__Work instruction__:
Wherever a line in the records contains the word "average", return that line.

── Working data ──

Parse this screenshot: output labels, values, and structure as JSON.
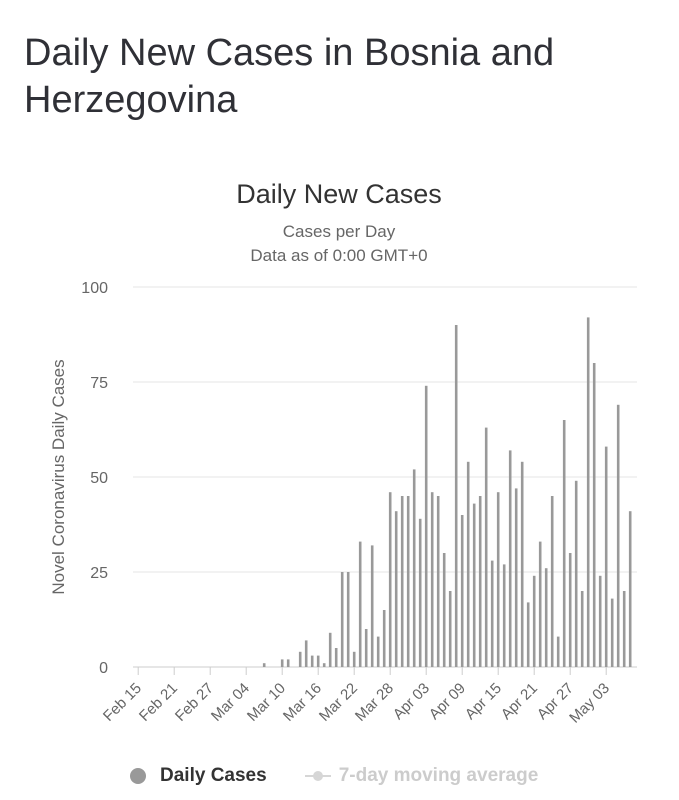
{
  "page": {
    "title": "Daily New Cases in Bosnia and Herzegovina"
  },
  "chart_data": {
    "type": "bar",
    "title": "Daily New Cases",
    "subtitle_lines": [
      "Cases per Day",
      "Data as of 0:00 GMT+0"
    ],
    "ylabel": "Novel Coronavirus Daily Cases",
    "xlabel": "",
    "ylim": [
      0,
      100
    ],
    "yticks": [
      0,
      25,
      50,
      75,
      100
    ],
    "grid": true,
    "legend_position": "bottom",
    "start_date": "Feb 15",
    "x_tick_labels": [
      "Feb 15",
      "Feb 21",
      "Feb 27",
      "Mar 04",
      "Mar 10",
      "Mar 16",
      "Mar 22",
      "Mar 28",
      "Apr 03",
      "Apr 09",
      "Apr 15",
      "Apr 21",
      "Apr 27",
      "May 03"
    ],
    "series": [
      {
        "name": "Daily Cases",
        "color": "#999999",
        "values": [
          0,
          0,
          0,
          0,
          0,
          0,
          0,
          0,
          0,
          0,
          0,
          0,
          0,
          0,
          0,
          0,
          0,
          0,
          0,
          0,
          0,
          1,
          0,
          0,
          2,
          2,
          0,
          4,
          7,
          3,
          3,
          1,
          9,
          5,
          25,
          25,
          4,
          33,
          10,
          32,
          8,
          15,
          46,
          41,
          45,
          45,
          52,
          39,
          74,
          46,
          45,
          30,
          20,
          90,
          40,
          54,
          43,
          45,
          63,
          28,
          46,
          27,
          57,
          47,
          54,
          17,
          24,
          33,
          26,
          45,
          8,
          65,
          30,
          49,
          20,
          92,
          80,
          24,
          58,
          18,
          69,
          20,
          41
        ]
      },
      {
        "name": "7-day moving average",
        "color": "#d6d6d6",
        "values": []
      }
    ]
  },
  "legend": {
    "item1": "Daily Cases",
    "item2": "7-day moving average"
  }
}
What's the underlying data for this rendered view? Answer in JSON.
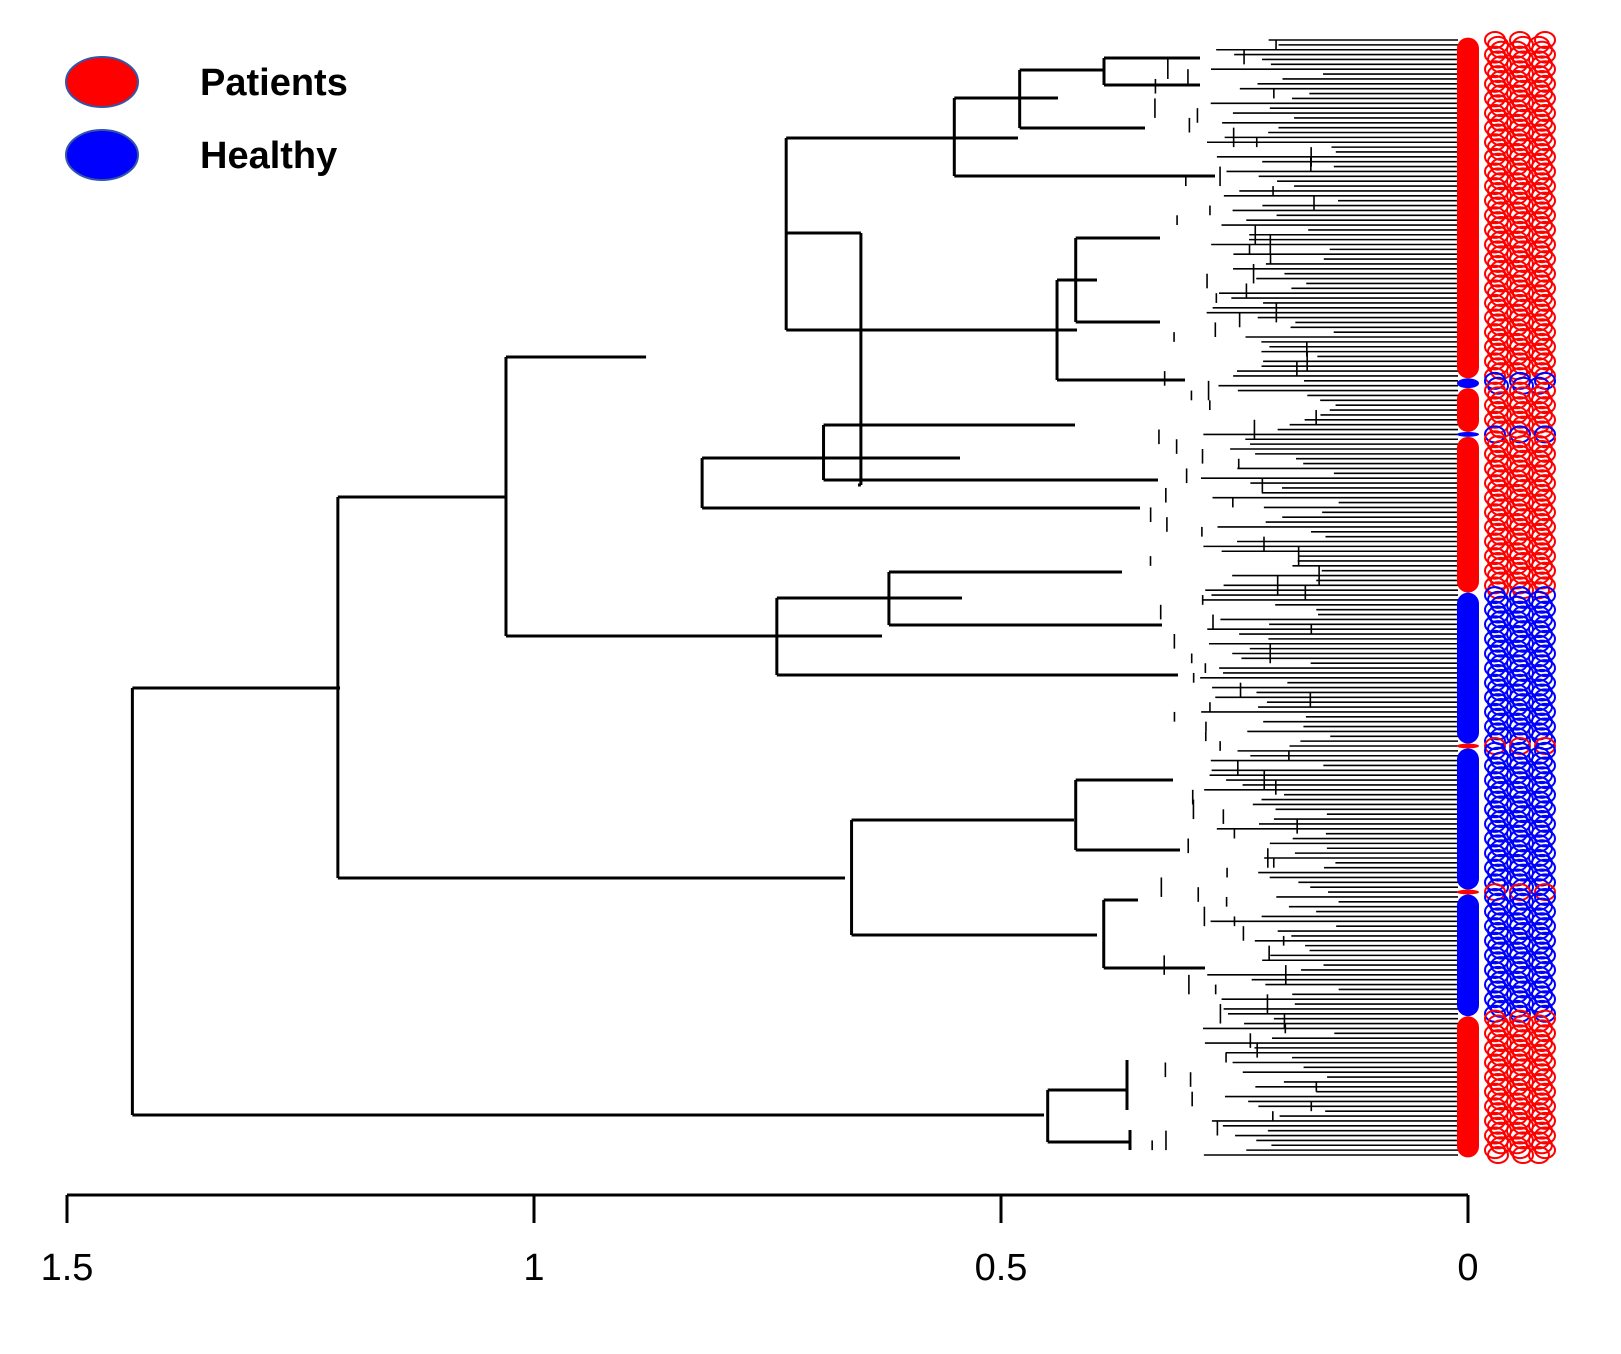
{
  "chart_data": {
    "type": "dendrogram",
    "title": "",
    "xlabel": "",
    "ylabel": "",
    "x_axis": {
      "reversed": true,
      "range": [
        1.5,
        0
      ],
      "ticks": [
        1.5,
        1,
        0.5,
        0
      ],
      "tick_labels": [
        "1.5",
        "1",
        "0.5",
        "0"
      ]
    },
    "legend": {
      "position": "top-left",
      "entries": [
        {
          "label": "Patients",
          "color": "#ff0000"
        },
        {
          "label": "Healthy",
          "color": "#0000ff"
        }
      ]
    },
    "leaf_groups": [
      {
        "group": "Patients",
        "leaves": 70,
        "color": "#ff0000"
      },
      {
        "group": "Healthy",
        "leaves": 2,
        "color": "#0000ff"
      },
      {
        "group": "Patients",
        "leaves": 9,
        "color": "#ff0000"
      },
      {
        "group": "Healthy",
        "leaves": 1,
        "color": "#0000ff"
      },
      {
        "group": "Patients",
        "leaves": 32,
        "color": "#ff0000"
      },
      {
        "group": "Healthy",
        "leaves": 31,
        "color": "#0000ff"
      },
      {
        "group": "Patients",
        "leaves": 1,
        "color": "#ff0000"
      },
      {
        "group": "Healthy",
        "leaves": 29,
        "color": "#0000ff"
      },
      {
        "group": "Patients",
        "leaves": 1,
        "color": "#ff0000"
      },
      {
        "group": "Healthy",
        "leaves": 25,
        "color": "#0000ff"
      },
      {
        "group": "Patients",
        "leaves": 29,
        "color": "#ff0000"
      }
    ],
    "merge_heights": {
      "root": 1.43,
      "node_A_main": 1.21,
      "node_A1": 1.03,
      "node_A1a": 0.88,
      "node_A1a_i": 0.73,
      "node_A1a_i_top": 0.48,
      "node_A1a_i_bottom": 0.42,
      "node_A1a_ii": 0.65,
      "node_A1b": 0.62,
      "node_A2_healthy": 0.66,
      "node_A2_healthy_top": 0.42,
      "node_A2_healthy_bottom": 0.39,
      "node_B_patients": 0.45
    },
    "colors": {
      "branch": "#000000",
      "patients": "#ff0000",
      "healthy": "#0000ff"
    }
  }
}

───

__Answer__:
        "name": "7-day moving average",
    "item2": "7-day moving average"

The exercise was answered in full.